[Data entries]
▼▼▼

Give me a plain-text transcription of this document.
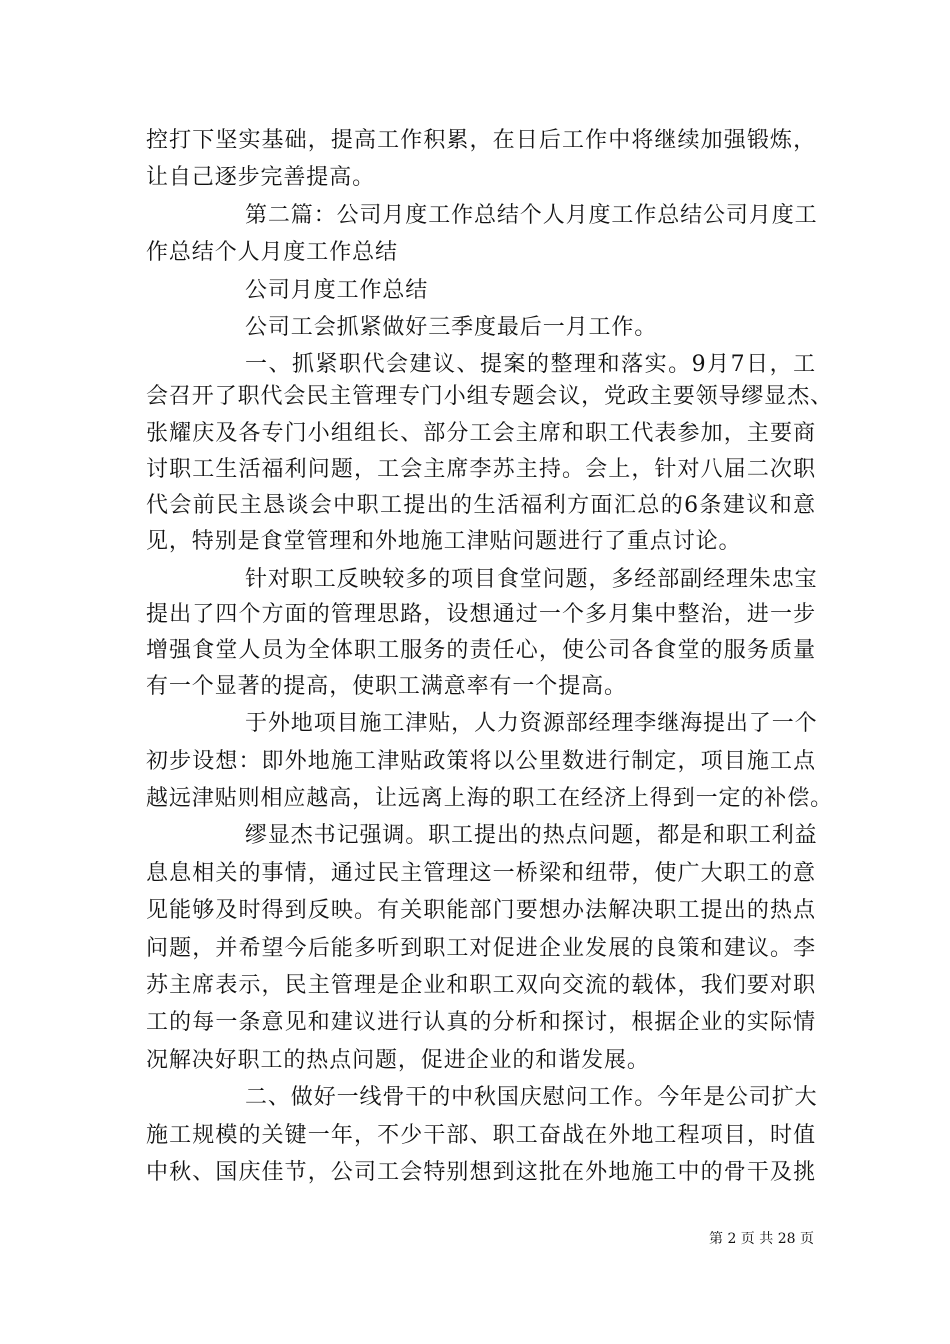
控打下坚实基础，提高工作积累，在日后工作中将继续加强锻炼，
让自己逐步完善提高。
第二篇：公司月度工作总结个人月度工作总结公司月度工
作总结个人月度工作总结
公司月度工作总结
公司工会抓紧做好三季度最后一月工作。
一、抓紧职代会建议、提案的整理和落实。9月7日，工
会召开了职代会民主管理专门小组专题会议，党政主要领导缪显杰、
张耀庆及各专门小组组长、部分工会主席和职工代表参加，主要商
讨职工生活福利问题，工会主席李苏主持。会上，针对八届二次职
代会前民主恳谈会中职工提出的生活福利方面汇总的6条建议和意
见，特别是食堂管理和外地施工津贴问题进行了重点讨论。
针对职工反映较多的项目食堂问题，多经部副经理朱忠宝
提出了四个方面的管理思路，设想通过一个多月集中整治，进一步
增强食堂人员为全体职工服务的责任心，使公司各食堂的服务质量
有一个显著的提高，使职工满意率有一个提高。
于外地项目施工津贴，人力资源部经理李继海提出了一个
初步设想：即外地施工津贴政策将以公里数进行制定，项目施工点
越远津贴则相应越高，让远离上海的职工在经济上得到一定的补偿。
缪显杰书记强调。职工提出的热点问题，都是和职工利益
息息相关的事情，通过民主管理这一桥梁和纽带，使广大职工的意
见能够及时得到反映。有关职能部门要想办法解决职工提出的热点
问题，并希望今后能多听到职工对促进企业发展的良策和建议。李
苏主席表示，民主管理是企业和职工双向交流的载体，我们要对职
工的每一条意见和建议进行认真的分析和探讨，根据企业的实际情
况解决好职工的热点问题，促进企业的和谐发展。
二、做好一线骨干的中秋国庆慰问工作。今年是公司扩大
施工规模的关键一年，不少干部、职工奋战在外地工程项目，时值
中秋、国庆佳节，公司工会特别想到这批在外地施工中的骨干及挑
第 2 页 共 28 页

▲▲▲

REQUIRED TASK
Quote all of the entries word for word, omitting any pictures.

TASK ANSWER
Give me a plain-text transcription of this document.
控打下坚实基础，提高工作积累，在日后工作中将继续加强锻炼，
让自己逐步完善提高。
第二篇：公司月度工作总结个人月度工作总结公司月度工
作总结个人月度工作总结
公司月度工作总结
公司工会抓紧做好三季度最后一月工作。
一、抓紧职代会建议、提案的整理和落实。9月7日，工
会召开了职代会民主管理专门小组专题会议，党政主要领导缪显杰、
张耀庆及各专门小组组长、部分工会主席和职工代表参加，主要商
讨职工生活福利问题，工会主席李苏主持。会上，针对八届二次职
代会前民主恳谈会中职工提出的生活福利方面汇总的6条建议和意
见，特别是食堂管理和外地施工津贴问题进行了重点讨论。
针对职工反映较多的项目食堂问题，多经部副经理朱忠宝
提出了四个方面的管理思路，设想通过一个多月集中整治，进一步
增强食堂人员为全体职工服务的责任心，使公司各食堂的服务质量
有一个显著的提高，使职工满意率有一个提高。
于外地项目施工津贴，人力资源部经理李继海提出了一个
初步设想：即外地施工津贴政策将以公里数进行制定，项目施工点
越远津贴则相应越高，让远离上海的职工在经济上得到一定的补偿。
缪显杰书记强调。职工提出的热点问题，都是和职工利益
息息相关的事情，通过民主管理这一桥梁和纽带，使广大职工的意
见能够及时得到反映。有关职能部门要想办法解决职工提出的热点
问题，并希望今后能多听到职工对促进企业发展的良策和建议。李
苏主席表示，民主管理是企业和职工双向交流的载体，我们要对职
工的每一条意见和建议进行认真的分析和探讨，根据企业的实际情
况解决好职工的热点问题，促进企业的和谐发展。
二、做好一线骨干的中秋国庆慰问工作。今年是公司扩大
施工规模的关键一年，不少干部、职工奋战在外地工程项目，时值
中秋、国庆佳节，公司工会特别想到这批在外地施工中的骨干及挑
第 2 页 共 28 页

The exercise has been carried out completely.